- [GIVEN TASK]
Transcribe the records below exactly as they appear, omitting any pictures.

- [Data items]
++++++++
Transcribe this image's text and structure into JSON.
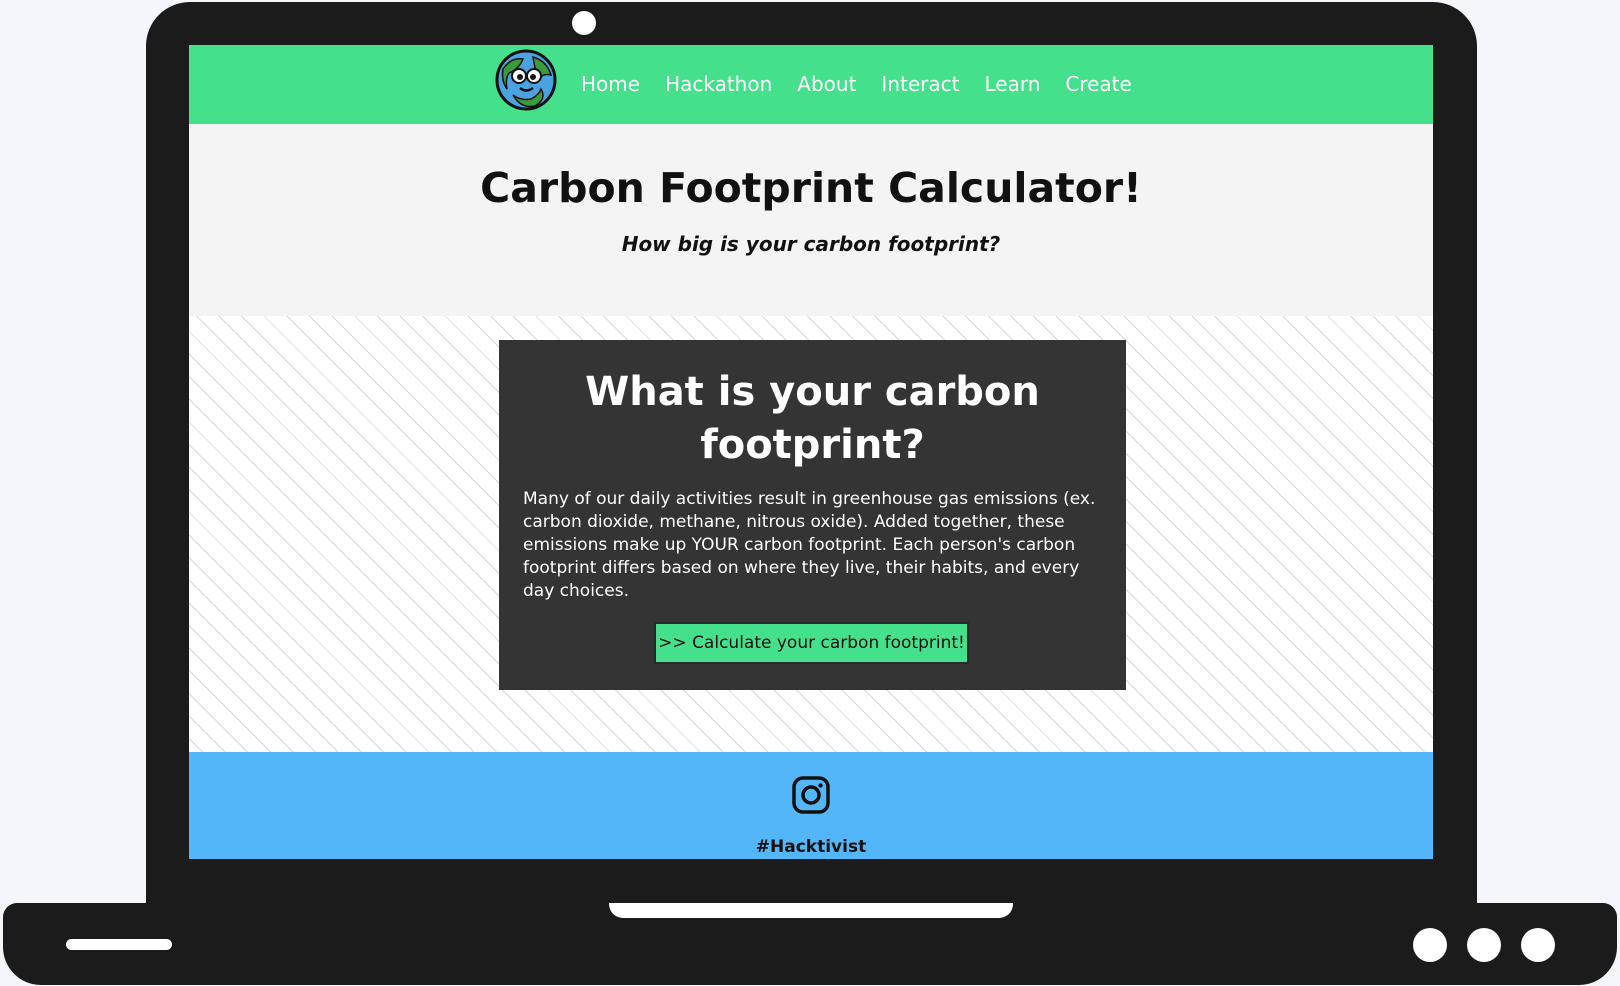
{
  "nav": {
    "links": [
      "Home",
      "Hackathon",
      "About",
      "Interact",
      "Learn",
      "Create"
    ]
  },
  "hero": {
    "title": "Carbon Footprint Calculator!",
    "subtitle": "How big is your carbon footprint?"
  },
  "card": {
    "title": "What is your carbon footprint?",
    "body": "Many of our daily activities result in greenhouse gas emissions (ex. carbon dioxide, methane, nitrous oxide). Added together, these emissions make up YOUR carbon footprint. Each person's carbon footprint differs based on where they live, their habits, and every day choices.",
    "button_label": ">> Calculate your carbon footprint!"
  },
  "footer": {
    "icon": "instagram-icon",
    "hashtag": "#Hacktivist"
  },
  "colors": {
    "nav_green": "#45e08b",
    "footer_blue": "#52b6f8",
    "card_bg": "#343434",
    "frame": "#1b1b1b"
  }
}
++++++++
- [EXERCISE OUTPUT]
Transcribe this image's text and structure into JSON.
{
  "nav": {
    "links": [
      "Home",
      "Hackathon",
      "About",
      "Interact",
      "Learn",
      "Create"
    ]
  },
  "hero": {
    "title": "Carbon Footprint Calculator!",
    "subtitle": "How big is your carbon footprint?"
  },
  "card": {
    "title": "What is your carbon footprint?",
    "body": "Many of our daily activities result in greenhouse gas emissions (ex. carbon dioxide, methane, nitrous oxide). Added together, these emissions make up YOUR carbon footprint. Each person's carbon footprint differs based on where they live, their habits, and every day choices.",
    "button_label": ">> Calculate your carbon footprint!"
  },
  "footer": {
    "icon": "instagram-icon",
    "hashtag": "#Hacktivist"
  },
  "colors": {
    "nav_green": "#45e08b",
    "footer_blue": "#52b6f8",
    "card_bg": "#343434",
    "frame": "#1b1b1b"
  }
}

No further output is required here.